## DIRECTIVE
Please pull out every line of the data below that contains the string "stub" and copy each one as it appears.

[Labeled region data]
— START —
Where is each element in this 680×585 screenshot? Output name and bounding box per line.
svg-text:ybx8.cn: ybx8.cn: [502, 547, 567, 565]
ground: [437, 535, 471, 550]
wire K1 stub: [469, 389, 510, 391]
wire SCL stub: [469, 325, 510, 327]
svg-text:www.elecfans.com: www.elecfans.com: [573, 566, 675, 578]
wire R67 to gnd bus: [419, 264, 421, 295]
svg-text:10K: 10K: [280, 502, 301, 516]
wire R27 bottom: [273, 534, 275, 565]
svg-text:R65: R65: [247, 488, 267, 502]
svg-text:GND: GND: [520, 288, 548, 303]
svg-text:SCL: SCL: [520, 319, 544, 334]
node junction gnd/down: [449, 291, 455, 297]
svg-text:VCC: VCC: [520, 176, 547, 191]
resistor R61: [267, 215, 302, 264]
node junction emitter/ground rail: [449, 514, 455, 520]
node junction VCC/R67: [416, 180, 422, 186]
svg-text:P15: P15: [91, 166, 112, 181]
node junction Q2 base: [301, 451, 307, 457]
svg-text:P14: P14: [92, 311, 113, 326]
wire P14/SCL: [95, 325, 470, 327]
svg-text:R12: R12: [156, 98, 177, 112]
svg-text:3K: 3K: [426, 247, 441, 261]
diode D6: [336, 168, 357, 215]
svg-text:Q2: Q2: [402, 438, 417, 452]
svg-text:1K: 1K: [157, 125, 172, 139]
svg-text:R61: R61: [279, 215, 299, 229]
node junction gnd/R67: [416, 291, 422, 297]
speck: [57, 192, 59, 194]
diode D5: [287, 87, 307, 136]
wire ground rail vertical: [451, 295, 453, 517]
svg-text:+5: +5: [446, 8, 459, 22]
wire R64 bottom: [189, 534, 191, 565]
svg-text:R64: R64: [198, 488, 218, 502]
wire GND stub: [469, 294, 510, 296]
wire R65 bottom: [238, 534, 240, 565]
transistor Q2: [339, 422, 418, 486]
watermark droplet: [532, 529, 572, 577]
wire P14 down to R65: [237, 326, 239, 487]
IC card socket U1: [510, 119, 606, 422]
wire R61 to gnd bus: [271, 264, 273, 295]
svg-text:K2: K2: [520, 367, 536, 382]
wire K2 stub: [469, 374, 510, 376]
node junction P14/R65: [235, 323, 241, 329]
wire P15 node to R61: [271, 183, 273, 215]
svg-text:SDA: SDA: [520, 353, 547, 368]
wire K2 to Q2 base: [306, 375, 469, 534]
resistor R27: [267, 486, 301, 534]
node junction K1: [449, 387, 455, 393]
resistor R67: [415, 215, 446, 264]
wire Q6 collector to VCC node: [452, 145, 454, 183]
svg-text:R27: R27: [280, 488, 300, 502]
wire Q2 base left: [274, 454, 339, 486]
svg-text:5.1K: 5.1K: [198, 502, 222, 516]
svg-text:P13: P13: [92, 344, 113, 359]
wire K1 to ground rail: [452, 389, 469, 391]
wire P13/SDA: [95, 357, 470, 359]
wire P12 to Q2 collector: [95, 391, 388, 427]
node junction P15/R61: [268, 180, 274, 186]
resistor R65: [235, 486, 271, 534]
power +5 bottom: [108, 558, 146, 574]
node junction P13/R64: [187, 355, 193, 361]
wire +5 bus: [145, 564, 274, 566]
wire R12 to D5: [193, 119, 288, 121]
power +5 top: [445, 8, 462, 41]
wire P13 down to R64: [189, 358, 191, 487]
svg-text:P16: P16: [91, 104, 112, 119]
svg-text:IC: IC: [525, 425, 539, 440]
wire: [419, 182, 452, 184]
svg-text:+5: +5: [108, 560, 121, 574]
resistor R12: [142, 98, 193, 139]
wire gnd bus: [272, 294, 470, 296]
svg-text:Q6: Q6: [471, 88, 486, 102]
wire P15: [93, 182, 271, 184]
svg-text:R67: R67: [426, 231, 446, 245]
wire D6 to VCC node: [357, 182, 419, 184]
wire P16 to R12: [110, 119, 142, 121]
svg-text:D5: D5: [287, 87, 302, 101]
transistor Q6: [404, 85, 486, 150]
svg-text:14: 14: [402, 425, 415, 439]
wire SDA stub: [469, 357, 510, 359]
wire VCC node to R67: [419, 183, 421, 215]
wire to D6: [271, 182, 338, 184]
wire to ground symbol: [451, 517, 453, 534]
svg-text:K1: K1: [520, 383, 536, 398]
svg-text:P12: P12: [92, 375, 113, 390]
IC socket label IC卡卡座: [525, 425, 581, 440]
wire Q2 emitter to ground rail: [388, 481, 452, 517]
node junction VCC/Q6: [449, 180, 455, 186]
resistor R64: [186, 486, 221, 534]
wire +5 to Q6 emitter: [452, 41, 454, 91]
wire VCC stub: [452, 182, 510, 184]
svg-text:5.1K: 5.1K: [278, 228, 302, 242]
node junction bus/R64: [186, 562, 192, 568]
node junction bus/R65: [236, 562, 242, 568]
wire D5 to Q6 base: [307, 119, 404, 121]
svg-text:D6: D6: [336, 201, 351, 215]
— END —
## RESULT OF THE EXERCISE
wire K1 stub: [469, 389, 510, 391]
wire SCL stub: [469, 325, 510, 327]
wire GND stub: [469, 294, 510, 296]
wire K2 stub: [469, 374, 510, 376]
wire SDA stub: [469, 357, 510, 359]
wire VCC stub: [452, 182, 510, 184]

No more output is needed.